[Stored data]
++++++

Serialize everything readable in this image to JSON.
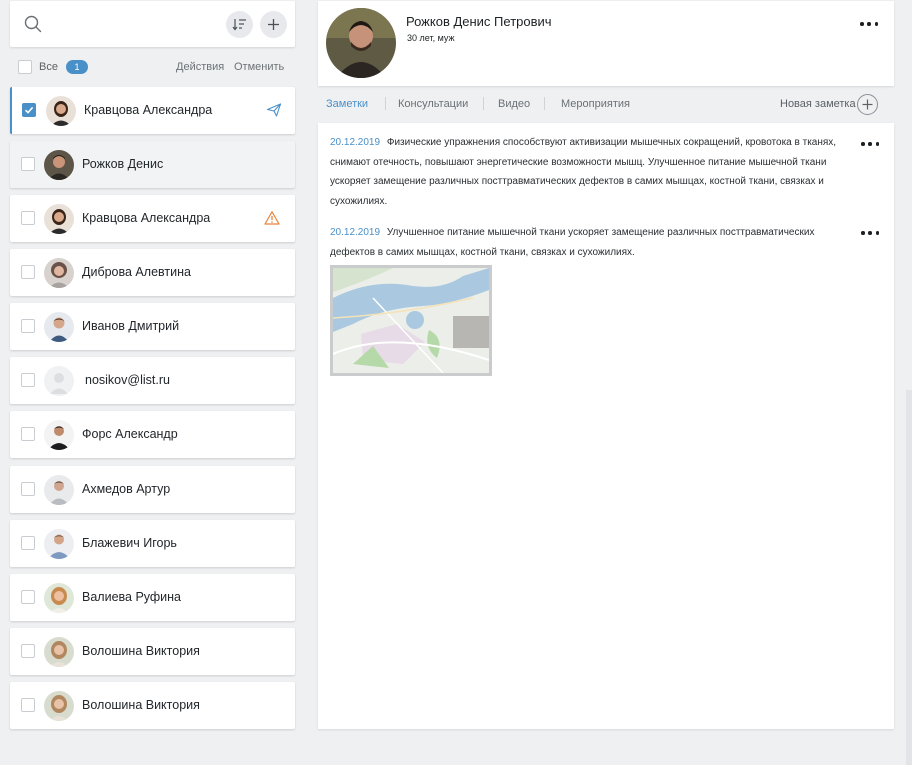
{
  "search": {
    "icon": "search-icon",
    "sort_icon": "sort-icon",
    "add_icon": "plus-icon"
  },
  "selection": {
    "all_label": "Все",
    "count": "1",
    "actions_label": "Действия",
    "cancel_label": "Отменить"
  },
  "contacts": [
    {
      "name": "Кравцова Александра",
      "checked": true,
      "status": "send-icon",
      "avatar_color": "#8a5a44"
    },
    {
      "name": "Рожков Денис",
      "checked": false,
      "status": "",
      "avatar_color": "#4a4136"
    },
    {
      "name": "Кравцова Александра",
      "checked": false,
      "status": "warning-icon",
      "avatar_color": "#8a5a44"
    },
    {
      "name": "Диброва Алевтина",
      "checked": false,
      "status": "",
      "avatar_color": "#7c6e6a"
    },
    {
      "name": "Иванов Дмитрий",
      "checked": false,
      "status": "",
      "avatar_color": "#5b6b7c"
    },
    {
      "name": "nosikov@list.ru",
      "checked": false,
      "status": "",
      "avatar_color": "#e8e9ec"
    },
    {
      "name": "Форс Александр",
      "checked": false,
      "status": "",
      "avatar_color": "#2f2f31"
    },
    {
      "name": "Ахмедов Артур",
      "checked": false,
      "status": "",
      "avatar_color": "#9aa0a6"
    },
    {
      "name": "Блажевич Игорь",
      "checked": false,
      "status": "",
      "avatar_color": "#7f93ad"
    },
    {
      "name": "Валиева Руфина",
      "checked": false,
      "status": "",
      "avatar_color": "#c98f5e"
    },
    {
      "name": "Волошина Виктория",
      "checked": false,
      "status": "",
      "avatar_color": "#b79a7a"
    },
    {
      "name": "Волошина Виктория",
      "checked": false,
      "status": "",
      "avatar_color": "#b79a7a"
    }
  ],
  "profile": {
    "name": "Рожков Денис Петрович",
    "meta": "30 лет, муж"
  },
  "tabs": [
    {
      "label": "Заметки",
      "active": true
    },
    {
      "label": "Консультации",
      "active": false
    },
    {
      "label": "Видео",
      "active": false
    },
    {
      "label": "Мероприятия",
      "active": false
    }
  ],
  "new_note_label": "Новая заметка",
  "notes": [
    {
      "date": "20.12.2019",
      "lines": [
        "Физические упражнения способствуют активизации мышечных сокращений, кровотока в тканях,",
        "снимают отечность, повышают энергетические возможности мышц. Улучшенное питание мышечной ткани",
        "ускоряет замещение различных посттравматических дефектов в самих мышцах, костной ткани, связках и",
        "сухожилиях."
      ]
    },
    {
      "date": "20.12.2019",
      "lines": [
        "Улучшенное питание мышечной ткани ускоряет замещение различных посттравматических",
        "дефектов в самих мышцах, костной ткани, связках и сухожилиях."
      ],
      "attachment": "map-image"
    }
  ],
  "colors": {
    "accent": "#4a90c8",
    "warning": "#e8833a",
    "background": "#eff0f2"
  }
}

++++++

## STATED TASK:
Locate the lines above that contain "самих" and copy them.

## RESULT OF THIS TASK:
        "ускоряет замещение различных посттравматических дефектов в самих мышцах, костной ткани, связках и",
        "дефектов в самих мышцах, костной ткани, связках и сухожилиях."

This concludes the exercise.